▸ REQUIRED TASK: Please pull out the rows from the line with "y-tick-label: 0 xyxy=(24,366,30,378)" to the line with "mean-dot xyxy=(234,367,240,372)", including both, and reproduce them character for character.

§ §

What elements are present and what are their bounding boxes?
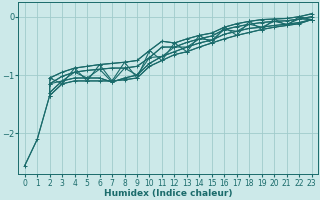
X-axis label: Humidex (Indice chaleur): Humidex (Indice chaleur) — [104, 189, 232, 198]
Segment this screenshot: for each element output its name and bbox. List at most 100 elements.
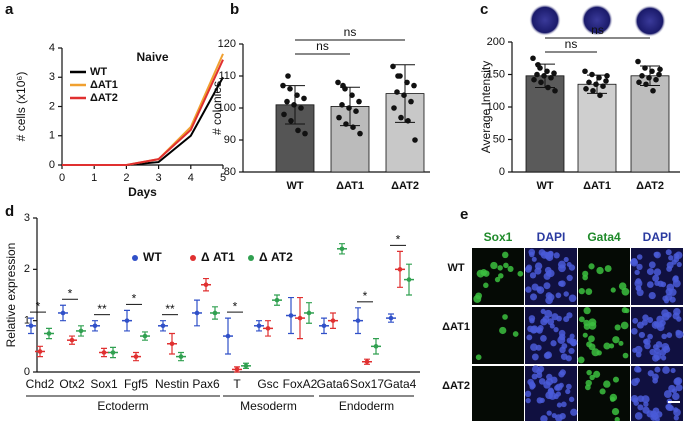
y-tick-label: 0 xyxy=(24,366,30,378)
error-bar xyxy=(340,86,360,127)
mean-dot xyxy=(101,350,107,355)
colony-image xyxy=(581,4,613,36)
cell xyxy=(672,312,680,320)
significance-label: ** xyxy=(165,302,175,316)
cell xyxy=(596,266,604,275)
cell xyxy=(546,410,552,416)
mean-dot xyxy=(330,318,336,323)
cell xyxy=(498,273,504,279)
panel-label: d xyxy=(5,203,14,220)
mean-dot xyxy=(297,315,303,321)
cell xyxy=(544,266,552,274)
x-axis-label: Days xyxy=(128,185,157,199)
cell xyxy=(632,317,639,324)
mean-dot xyxy=(234,367,240,372)
cell xyxy=(582,332,588,338)
cell xyxy=(531,353,539,361)
group-label: Mesoderm xyxy=(240,399,297,413)
cell xyxy=(540,318,548,326)
cell xyxy=(529,318,535,324)
x-tick-label: Gsc xyxy=(257,377,278,391)
legend-swatch xyxy=(190,255,196,261)
mean-dot xyxy=(60,310,66,316)
cell xyxy=(614,416,620,421)
data-point xyxy=(298,105,304,111)
error-bar xyxy=(587,74,607,94)
cell xyxy=(540,335,547,342)
cell xyxy=(614,324,621,331)
bar xyxy=(630,75,670,173)
cell xyxy=(673,377,681,386)
mean-dot xyxy=(243,363,249,369)
data-point xyxy=(642,65,648,71)
cell xyxy=(524,390,532,398)
cell xyxy=(586,341,593,348)
cell xyxy=(531,283,539,291)
data-point xyxy=(281,111,287,118)
data-point xyxy=(412,137,418,143)
mean-dot xyxy=(306,310,312,316)
cell xyxy=(538,249,546,256)
cell xyxy=(558,280,564,287)
row-label: WT xyxy=(447,262,464,274)
cell xyxy=(531,373,538,380)
data-point xyxy=(589,71,595,78)
data-point xyxy=(646,74,652,81)
x-tick-label: ΔAT2 xyxy=(391,180,419,192)
cell xyxy=(585,379,592,387)
cell xyxy=(555,414,563,421)
data-point xyxy=(404,79,410,86)
x-tick-label: Chd2 xyxy=(26,377,55,391)
cell xyxy=(507,265,514,272)
cell xyxy=(668,384,676,393)
data-point xyxy=(653,76,659,83)
group-label: Endoderm xyxy=(339,399,394,413)
cell xyxy=(636,367,642,373)
legend-label: Δ AT1 xyxy=(201,250,235,264)
cell xyxy=(673,407,679,413)
cell xyxy=(534,262,543,270)
cell xyxy=(526,334,533,341)
cell xyxy=(661,309,669,317)
cell xyxy=(660,355,667,361)
cell xyxy=(563,257,569,263)
cell xyxy=(556,402,562,408)
significance-label: ns xyxy=(316,39,329,53)
error-bar xyxy=(285,85,305,125)
x-tick-label: T xyxy=(233,377,241,391)
data-point xyxy=(643,81,649,88)
cell xyxy=(543,272,551,280)
cell xyxy=(499,326,507,335)
cell xyxy=(547,318,555,326)
cell xyxy=(648,292,656,300)
y-tick-label: 200 xyxy=(487,36,505,48)
cell xyxy=(634,269,640,276)
legend-swatch xyxy=(132,255,138,261)
cell xyxy=(568,396,575,403)
significance-label: * xyxy=(363,289,368,303)
significance-label: ns xyxy=(591,23,604,37)
cell xyxy=(659,348,667,356)
significance-label: * xyxy=(132,292,137,306)
cell xyxy=(583,307,591,315)
x-tick-label: Pax6 xyxy=(192,377,220,391)
data-point xyxy=(593,81,599,88)
y-tick-label: 50 xyxy=(493,133,505,145)
cell xyxy=(638,331,646,339)
cell xyxy=(643,338,649,345)
mean-dot xyxy=(142,333,148,339)
cell xyxy=(553,326,559,333)
x-tick-label: ΔAT1 xyxy=(336,180,364,192)
data-point xyxy=(597,92,603,99)
cell xyxy=(604,265,612,273)
cell xyxy=(630,394,639,403)
cell xyxy=(565,388,571,395)
error-bar xyxy=(395,64,415,123)
cell xyxy=(588,322,597,330)
cell xyxy=(566,274,573,282)
cell xyxy=(653,251,659,258)
data-point xyxy=(649,68,655,75)
x-tick-label: Otx2 xyxy=(59,377,85,391)
cell xyxy=(665,249,672,256)
data-point xyxy=(284,98,290,105)
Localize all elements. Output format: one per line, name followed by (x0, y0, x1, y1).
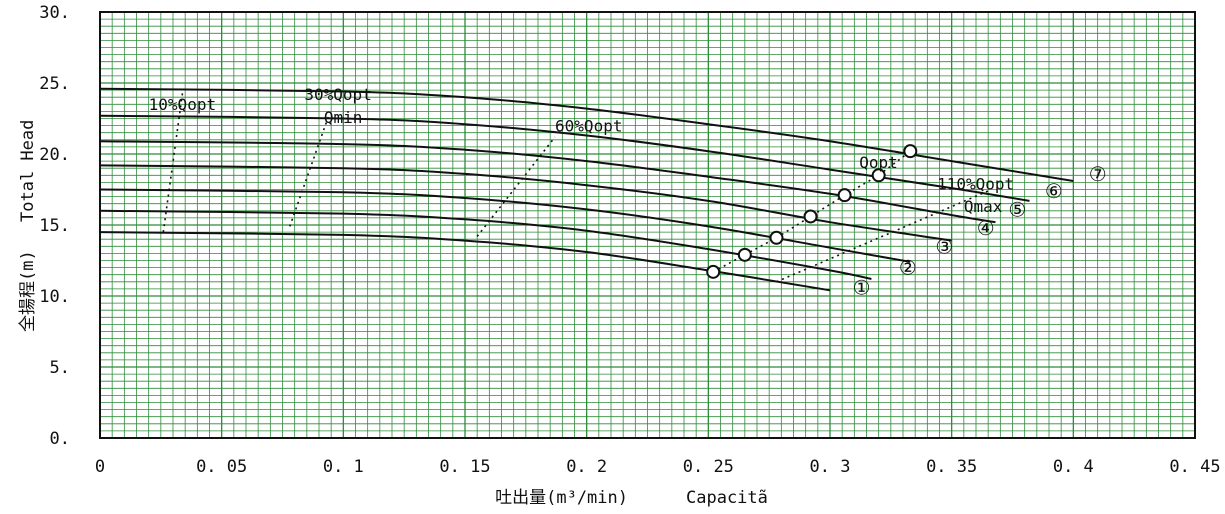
x-axis-title-jp: 吐出量(m³/min) (495, 488, 628, 508)
annotation-110-qopt: 110%Qopt (937, 175, 1014, 194)
y-tick-label: 20. (39, 145, 70, 165)
plot-frame (99, 11, 1196, 439)
opt-marker-7 (903, 144, 918, 159)
y-axis-title-jp: 全揚程(m) (18, 250, 38, 332)
head-curve-2 (99, 209, 872, 280)
x-tick-label: 0. 05 (196, 457, 247, 477)
head-curve-5 (99, 140, 996, 224)
x-tick-labels: 0 0. 05 0. 1 0. 15 0. 2 0. 25 0. 3 0. 35 0. 4 0. … (95, 457, 1221, 477)
curve-label-6: ⑥ (1045, 179, 1063, 203)
annotations: 10%Qopt 30%Qopt Qmin 60%Qopt Qopt 110%Qopt Qma… (149, 85, 1014, 216)
y-tick-label: 25. (39, 74, 70, 94)
opt-marker-2 (737, 247, 752, 262)
opt-marker-3 (769, 230, 784, 245)
guide-lines (162, 91, 989, 283)
y-tick-label: 10. (39, 287, 70, 307)
head-curve-7 (99, 87, 1074, 182)
curve-label-3: ③ (935, 234, 953, 258)
opt-marker-4 (803, 209, 818, 224)
x-tick-label: 0. 2 (566, 457, 607, 477)
guide-line-110-qopt (776, 190, 989, 283)
x-tick-label: 0. 4 (1053, 457, 1094, 477)
opt-markers (706, 144, 918, 279)
opt-marker-1 (706, 264, 721, 279)
opt-marker-5 (837, 188, 852, 203)
curve-label-2: ② (899, 256, 917, 280)
x-tick-label: 0. 35 (926, 457, 977, 477)
annotation-30-qopt: 30%Qopt (304, 85, 371, 104)
y-tick-label: 15. (39, 216, 70, 236)
x-tick-label: 0. 3 (810, 457, 851, 477)
y-axis-title-en: Total Head (18, 120, 38, 222)
head-curve-4 (99, 164, 952, 242)
annotation-qmax: Qmax (964, 197, 1003, 216)
guide-line-30-qopt (289, 115, 330, 227)
y-tick-label: 0. (50, 429, 70, 449)
annotation-qmin: Qmin (324, 108, 363, 127)
y-tick-label: 5. (50, 358, 70, 378)
annotation-qopt: Qopt (859, 153, 898, 172)
curve-label-5: ⑤ (1008, 197, 1026, 221)
curve-label-1: ① (853, 276, 871, 300)
y-tick-labels: 0. 5. 10. 15. 20. 25. 30. (39, 3, 70, 449)
curve-label-4: ④ (977, 216, 995, 240)
opt-marker-6 (871, 168, 886, 183)
head-curve-6 (99, 114, 1030, 202)
x-tick-label: 0. 1 (323, 457, 364, 477)
x-tick-label: 0. 45 (1169, 457, 1220, 477)
x-axis-title-en: Capacitã (686, 488, 768, 508)
x-tick-label: 0 (95, 457, 105, 477)
head-curve-3 (99, 188, 911, 263)
x-tick-label: 0. 15 (439, 457, 490, 477)
annotation-10-qopt: 10%Qopt (149, 95, 216, 114)
annotation-60-qopt: 60%Qopt (555, 116, 622, 135)
y-tick-label: 30. (39, 3, 70, 23)
x-tick-label: 0. 25 (683, 457, 734, 477)
grid (100, 12, 1195, 438)
curve-label-7: ⑦ (1089, 162, 1107, 186)
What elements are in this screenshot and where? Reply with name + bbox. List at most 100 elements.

§ §

▸ TASK ANSWER:
y-tick-label: 0 xyxy=(24,366,30,378)
error-bar xyxy=(340,86,360,127)
mean-dot xyxy=(101,350,107,355)
colony-image xyxy=(581,4,613,36)
cell xyxy=(672,312,680,320)
significance-label: ** xyxy=(165,302,175,316)
cell xyxy=(596,266,604,275)
cell xyxy=(546,410,552,416)
mean-dot xyxy=(330,318,336,323)
cell xyxy=(498,273,504,279)
panel-label: d xyxy=(5,203,14,220)
mean-dot xyxy=(297,315,303,321)
cell xyxy=(544,266,552,274)
x-axis-label: Days xyxy=(128,185,157,199)
cell xyxy=(632,317,639,324)
mean-dot xyxy=(234,367,240,372)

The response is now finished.